Figure record extracts
##############################

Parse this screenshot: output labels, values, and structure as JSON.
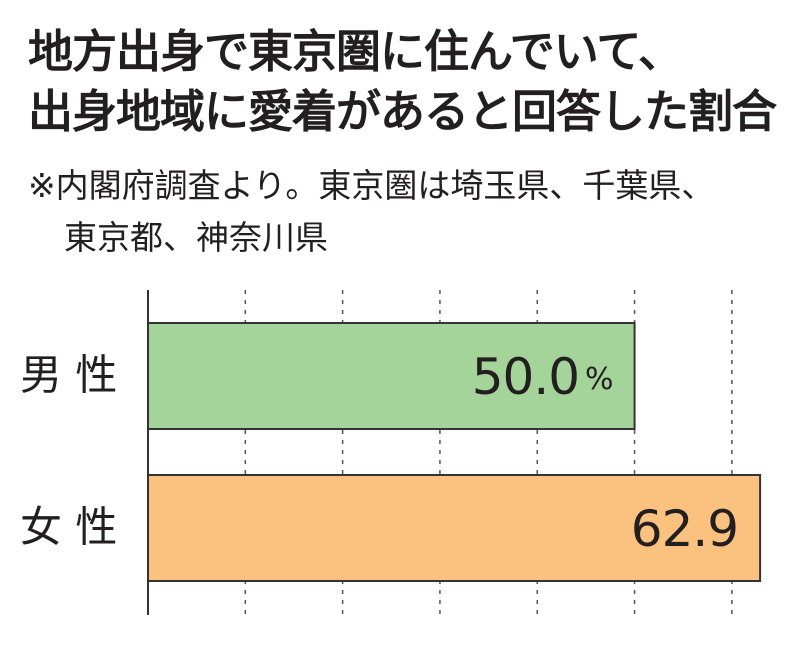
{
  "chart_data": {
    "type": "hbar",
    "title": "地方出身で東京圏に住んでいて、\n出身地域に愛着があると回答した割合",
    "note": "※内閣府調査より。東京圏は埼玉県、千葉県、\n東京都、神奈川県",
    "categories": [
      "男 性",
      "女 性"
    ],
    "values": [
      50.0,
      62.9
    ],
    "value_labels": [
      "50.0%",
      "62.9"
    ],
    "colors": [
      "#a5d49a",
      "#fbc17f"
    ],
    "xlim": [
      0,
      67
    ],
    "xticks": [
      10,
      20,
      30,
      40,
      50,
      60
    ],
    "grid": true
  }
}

##############################

Work to do
Exclude every picture and copy the remaining data exactly.

Worked solution
Parse this screenshot: output labels, values, and structure as JSON.
{
  "chart_data": {
    "type": "hbar",
    "title": "地方出身で東京圏に住んでいて、\n出身地域に愛着があると回答した割合",
    "note": "※内閣府調査より。東京圏は埼玉県、千葉県、\n東京都、神奈川県",
    "categories": [
      "男 性",
      "女 性"
    ],
    "values": [
      50.0,
      62.9
    ],
    "value_labels": [
      "50.0%",
      "62.9"
    ],
    "colors": [
      "#a5d49a",
      "#fbc17f"
    ],
    "xlim": [
      0,
      67
    ],
    "xticks": [
      10,
      20,
      30,
      40,
      50,
      60
    ],
    "grid": true
  }
}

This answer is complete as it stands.